* To be done
Repeat the material in full. Keep every line exactly as it is.

* Dataset
====
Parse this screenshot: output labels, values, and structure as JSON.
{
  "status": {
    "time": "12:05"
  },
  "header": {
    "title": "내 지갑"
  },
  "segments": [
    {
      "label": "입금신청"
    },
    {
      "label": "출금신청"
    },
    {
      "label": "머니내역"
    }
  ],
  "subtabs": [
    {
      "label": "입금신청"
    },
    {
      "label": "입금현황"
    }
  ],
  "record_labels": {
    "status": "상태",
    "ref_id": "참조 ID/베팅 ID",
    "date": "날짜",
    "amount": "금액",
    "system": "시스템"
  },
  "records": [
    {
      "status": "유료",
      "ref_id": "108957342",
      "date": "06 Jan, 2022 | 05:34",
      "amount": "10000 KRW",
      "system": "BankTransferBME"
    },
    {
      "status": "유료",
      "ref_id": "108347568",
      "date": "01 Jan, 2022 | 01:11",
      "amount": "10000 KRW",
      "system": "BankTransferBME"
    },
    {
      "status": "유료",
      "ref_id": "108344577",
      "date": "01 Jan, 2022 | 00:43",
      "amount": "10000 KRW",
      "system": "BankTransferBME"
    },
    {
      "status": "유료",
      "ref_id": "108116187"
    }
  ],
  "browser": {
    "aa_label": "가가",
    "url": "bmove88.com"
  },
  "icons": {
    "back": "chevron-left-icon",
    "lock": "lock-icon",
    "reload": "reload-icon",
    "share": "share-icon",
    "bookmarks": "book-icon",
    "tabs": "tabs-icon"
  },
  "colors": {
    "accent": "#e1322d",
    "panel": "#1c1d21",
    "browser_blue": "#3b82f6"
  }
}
====
* Exercise solution
Parse this screenshot: output labels, values, and structure as JSON.
{
  "status": {
    "time": "12:05"
  },
  "header": {
    "title": "내 지갑"
  },
  "segments": [
    {
      "label": "입금신청"
    },
    {
      "label": "출금신청"
    },
    {
      "label": "머니내역"
    }
  ],
  "subtabs": [
    {
      "label": "입금신청"
    },
    {
      "label": "입금현황"
    }
  ],
  "record_labels": {
    "status": "상태",
    "ref_id": "참조 ID/베팅 ID",
    "date": "날짜",
    "amount": "금액",
    "system": "시스템"
  },
  "records": [
    {
      "status": "유료",
      "ref_id": "108957342",
      "date": "06 Jan, 2022 | 05:34",
      "amount": "10000 KRW",
      "system": "BankTransferBME"
    },
    {
      "status": "유료",
      "ref_id": "108347568",
      "date": "01 Jan, 2022 | 01:11",
      "amount": "10000 KRW",
      "system": "BankTransferBME"
    },
    {
      "status": "유료",
      "ref_id": "108344577",
      "date": "01 Jan, 2022 | 00:43",
      "amount": "10000 KRW",
      "system": "BankTransferBME"
    },
    {
      "status": "유료",
      "ref_id": "108116187"
    }
  ],
  "browser": {
    "aa_label": "가가",
    "url": "bmove88.com"
  },
  "icons": {
    "back": "chevron-left-icon",
    "lock": "lock-icon",
    "reload": "reload-icon",
    "share": "share-icon",
    "bookmarks": "book-icon",
    "tabs": "tabs-icon"
  },
  "colors": {
    "accent": "#e1322d",
    "panel": "#1c1d21",
    "browser_blue": "#3b82f6"
  }
}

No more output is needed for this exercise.